WORK REQUIRED
Return the entries below in their exact form, leaving the pictures out.

DATA PROVIDED

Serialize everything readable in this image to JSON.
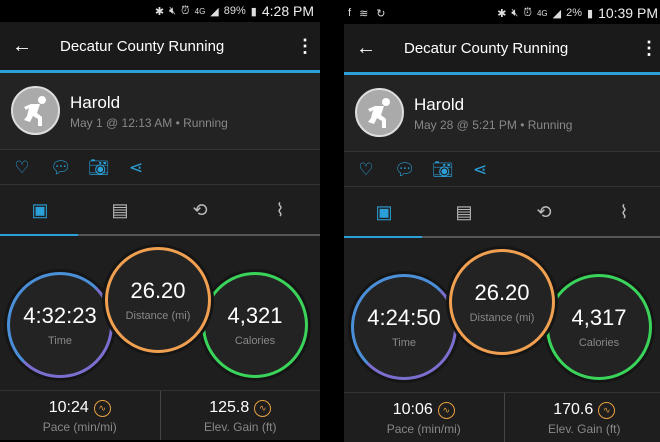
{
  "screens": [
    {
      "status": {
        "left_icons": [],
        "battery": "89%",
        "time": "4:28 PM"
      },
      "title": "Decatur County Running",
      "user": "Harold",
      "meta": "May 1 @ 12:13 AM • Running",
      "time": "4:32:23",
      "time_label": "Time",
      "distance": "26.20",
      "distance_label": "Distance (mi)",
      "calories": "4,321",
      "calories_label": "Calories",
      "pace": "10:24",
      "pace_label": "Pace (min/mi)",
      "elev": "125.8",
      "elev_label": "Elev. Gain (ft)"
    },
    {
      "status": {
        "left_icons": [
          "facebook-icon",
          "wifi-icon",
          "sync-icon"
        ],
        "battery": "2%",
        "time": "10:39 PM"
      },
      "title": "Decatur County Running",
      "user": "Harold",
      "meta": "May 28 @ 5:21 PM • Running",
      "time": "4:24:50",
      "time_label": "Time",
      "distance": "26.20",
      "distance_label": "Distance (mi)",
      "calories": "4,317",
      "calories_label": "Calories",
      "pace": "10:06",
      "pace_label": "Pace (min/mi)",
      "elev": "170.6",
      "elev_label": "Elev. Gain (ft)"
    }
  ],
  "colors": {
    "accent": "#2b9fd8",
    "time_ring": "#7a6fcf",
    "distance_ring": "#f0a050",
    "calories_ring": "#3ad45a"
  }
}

TASK SOLUTION
Serialize everything readable in this image to JSON.
{
  "screens": [
    {
      "status": {
        "left_icons": [],
        "battery": "89%",
        "time": "4:28 PM"
      },
      "title": "Decatur County Running",
      "user": "Harold",
      "meta": "May 1 @ 12:13 AM • Running",
      "time": "4:32:23",
      "time_label": "Time",
      "distance": "26.20",
      "distance_label": "Distance (mi)",
      "calories": "4,321",
      "calories_label": "Calories",
      "pace": "10:24",
      "pace_label": "Pace (min/mi)",
      "elev": "125.8",
      "elev_label": "Elev. Gain (ft)"
    },
    {
      "status": {
        "left_icons": [
          "facebook-icon",
          "wifi-icon",
          "sync-icon"
        ],
        "battery": "2%",
        "time": "10:39 PM"
      },
      "title": "Decatur County Running",
      "user": "Harold",
      "meta": "May 28 @ 5:21 PM • Running",
      "time": "4:24:50",
      "time_label": "Time",
      "distance": "26.20",
      "distance_label": "Distance (mi)",
      "calories": "4,317",
      "calories_label": "Calories",
      "pace": "10:06",
      "pace_label": "Pace (min/mi)",
      "elev": "170.6",
      "elev_label": "Elev. Gain (ft)"
    }
  ],
  "colors": {
    "accent": "#2b9fd8",
    "time_ring": "#7a6fcf",
    "distance_ring": "#f0a050",
    "calories_ring": "#3ad45a"
  }
}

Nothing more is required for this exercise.